=== Exercise instructions ===
The records below should be written out again, exactly.

(Stored items)
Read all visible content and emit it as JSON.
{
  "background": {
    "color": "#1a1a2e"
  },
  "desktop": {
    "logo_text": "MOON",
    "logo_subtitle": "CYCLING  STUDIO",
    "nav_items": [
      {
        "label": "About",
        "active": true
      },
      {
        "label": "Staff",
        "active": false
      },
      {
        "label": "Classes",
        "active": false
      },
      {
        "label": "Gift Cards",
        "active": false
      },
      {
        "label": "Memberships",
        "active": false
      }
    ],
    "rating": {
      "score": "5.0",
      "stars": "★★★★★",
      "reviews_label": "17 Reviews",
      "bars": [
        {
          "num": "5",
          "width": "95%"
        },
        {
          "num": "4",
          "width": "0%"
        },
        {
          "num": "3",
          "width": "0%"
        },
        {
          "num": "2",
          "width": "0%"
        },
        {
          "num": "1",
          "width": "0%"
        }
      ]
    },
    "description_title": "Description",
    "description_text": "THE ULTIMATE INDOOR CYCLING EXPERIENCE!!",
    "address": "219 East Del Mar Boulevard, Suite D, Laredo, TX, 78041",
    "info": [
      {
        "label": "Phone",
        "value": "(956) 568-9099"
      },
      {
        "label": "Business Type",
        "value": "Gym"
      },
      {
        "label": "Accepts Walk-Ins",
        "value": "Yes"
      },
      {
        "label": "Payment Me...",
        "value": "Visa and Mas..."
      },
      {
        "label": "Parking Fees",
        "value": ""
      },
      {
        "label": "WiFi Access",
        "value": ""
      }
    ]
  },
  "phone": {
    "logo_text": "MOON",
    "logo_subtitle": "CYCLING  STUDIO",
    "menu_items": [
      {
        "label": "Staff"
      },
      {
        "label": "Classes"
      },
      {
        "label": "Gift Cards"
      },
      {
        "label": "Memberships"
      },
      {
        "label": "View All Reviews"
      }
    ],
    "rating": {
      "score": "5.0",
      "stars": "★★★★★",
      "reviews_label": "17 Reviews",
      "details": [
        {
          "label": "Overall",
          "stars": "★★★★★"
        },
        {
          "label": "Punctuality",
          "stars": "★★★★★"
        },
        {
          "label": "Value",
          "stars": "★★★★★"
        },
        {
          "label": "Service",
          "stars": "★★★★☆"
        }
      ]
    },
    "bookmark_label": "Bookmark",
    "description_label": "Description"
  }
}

=== Answer to the problem ===
Read all visible content and emit it as JSON.
{
  "background": {
    "color": "#1a1a2e"
  },
  "desktop": {
    "logo_text": "MOON",
    "logo_subtitle": "CYCLING  STUDIO",
    "nav_items": [
      {
        "label": "About",
        "active": true
      },
      {
        "label": "Staff",
        "active": false
      },
      {
        "label": "Classes",
        "active": false
      },
      {
        "label": "Gift Cards",
        "active": false
      },
      {
        "label": "Memberships",
        "active": false
      }
    ],
    "rating": {
      "score": "5.0",
      "stars": "★★★★★",
      "reviews_label": "17 Reviews",
      "bars": [
        {
          "num": "5",
          "width": "95%"
        },
        {
          "num": "4",
          "width": "0%"
        },
        {
          "num": "3",
          "width": "0%"
        },
        {
          "num": "2",
          "width": "0%"
        },
        {
          "num": "1",
          "width": "0%"
        }
      ]
    },
    "description_title": "Description",
    "description_text": "THE ULTIMATE INDOOR CYCLING EXPERIENCE!!",
    "address": "219 East Del Mar Boulevard, Suite D, Laredo, TX, 78041",
    "info": [
      {
        "label": "Phone",
        "value": "(956) 568-9099"
      },
      {
        "label": "Business Type",
        "value": "Gym"
      },
      {
        "label": "Accepts Walk-Ins",
        "value": "Yes"
      },
      {
        "label": "Payment Me...",
        "value": "Visa and Mas..."
      },
      {
        "label": "Parking Fees",
        "value": ""
      },
      {
        "label": "WiFi Access",
        "value": ""
      }
    ]
  },
  "phone": {
    "logo_text": "MOON",
    "logo_subtitle": "CYCLING  STUDIO",
    "menu_items": [
      {
        "label": "Staff"
      },
      {
        "label": "Classes"
      },
      {
        "label": "Gift Cards"
      },
      {
        "label": "Memberships"
      },
      {
        "label": "View All Reviews"
      }
    ],
    "rating": {
      "score": "5.0",
      "stars": "★★★★★",
      "reviews_label": "17 Reviews",
      "details": [
        {
          "label": "Overall",
          "stars": "★★★★★"
        },
        {
          "label": "Punctuality",
          "stars": "★★★★★"
        },
        {
          "label": "Value",
          "stars": "★★★★★"
        },
        {
          "label": "Service",
          "stars": "★★★★☆"
        }
      ]
    },
    "bookmark_label": "Bookmark",
    "description_label": "Description"
  }
}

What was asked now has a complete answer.